Problem description
Reproduce every entry below precisely; do not include the pictures.

Stored data

----------------------------------------

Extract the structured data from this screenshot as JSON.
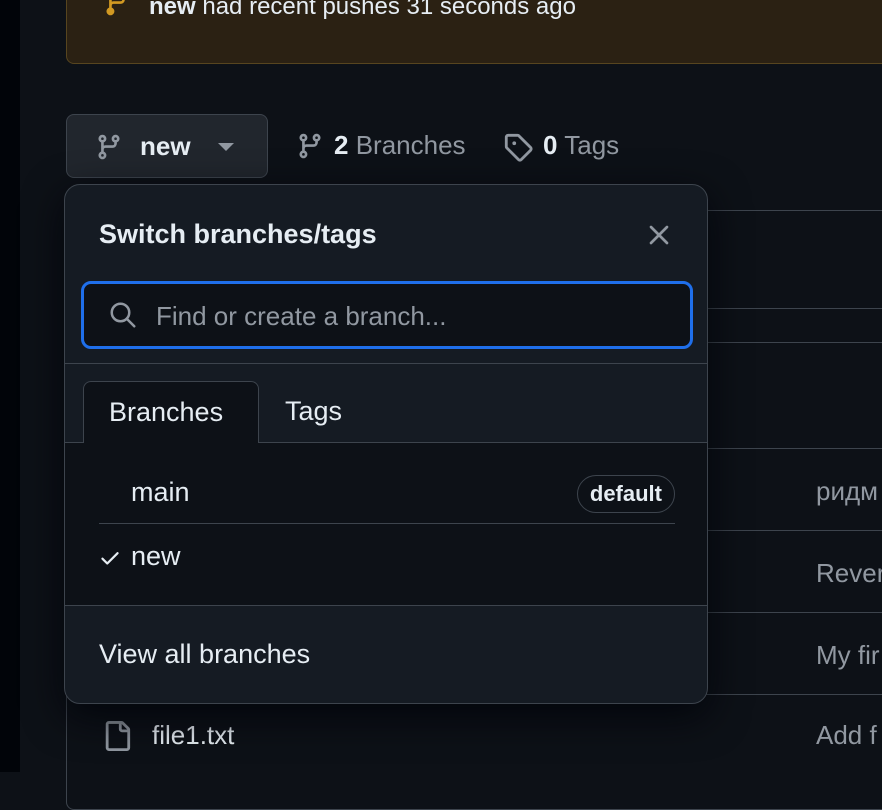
{
  "banner": {
    "branch": "new",
    "message": "had recent pushes 31 seconds ago"
  },
  "toolbar": {
    "current_branch": "new",
    "branches_count": "2",
    "branches_label": "Branches",
    "tags_count": "0",
    "tags_label": "Tags"
  },
  "popover": {
    "title": "Switch branches/tags",
    "search_placeholder": "Find or create a branch...",
    "tabs": [
      "Branches",
      "Tags"
    ],
    "branches": [
      {
        "name": "main",
        "badge": "default",
        "selected": false
      },
      {
        "name": "new",
        "badge": "",
        "selected": true
      }
    ],
    "view_all": "View all branches"
  },
  "files": {
    "rows": [
      {
        "name": "",
        "message": "ридм"
      },
      {
        "name": "",
        "message": "Rever"
      },
      {
        "name": "",
        "message": "My fir"
      },
      {
        "name": "file1.txt",
        "message": "Add f"
      }
    ]
  },
  "colors": {
    "accent": "#1f6feb",
    "banner_bg": "#2b2113",
    "banner_icon": "#d29922",
    "bg": "#0d1117"
  },
  "icons": [
    "git-branch-icon",
    "tag-icon",
    "search-icon",
    "close-icon",
    "check-icon",
    "caret-down-icon",
    "file-icon"
  ]
}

----------------------------------------

Exercise result
Extract the structured data from this screenshot as JSON.
{
  "banner": {
    "branch": "new",
    "message": "had recent pushes 31 seconds ago"
  },
  "toolbar": {
    "current_branch": "new",
    "branches_count": "2",
    "branches_label": "Branches",
    "tags_count": "0",
    "tags_label": "Tags"
  },
  "popover": {
    "title": "Switch branches/tags",
    "search_placeholder": "Find or create a branch...",
    "tabs": [
      "Branches",
      "Tags"
    ],
    "branches": [
      {
        "name": "main",
        "badge": "default",
        "selected": false
      },
      {
        "name": "new",
        "badge": "",
        "selected": true
      }
    ],
    "view_all": "View all branches"
  },
  "files": {
    "rows": [
      {
        "name": "",
        "message": "ридм"
      },
      {
        "name": "",
        "message": "Rever"
      },
      {
        "name": "",
        "message": "My fir"
      },
      {
        "name": "file1.txt",
        "message": "Add f"
      }
    ]
  },
  "colors": {
    "accent": "#1f6feb",
    "banner_bg": "#2b2113",
    "banner_icon": "#d29922",
    "bg": "#0d1117"
  },
  "icons": [
    "git-branch-icon",
    "tag-icon",
    "search-icon",
    "close-icon",
    "check-icon",
    "caret-down-icon",
    "file-icon"
  ]
}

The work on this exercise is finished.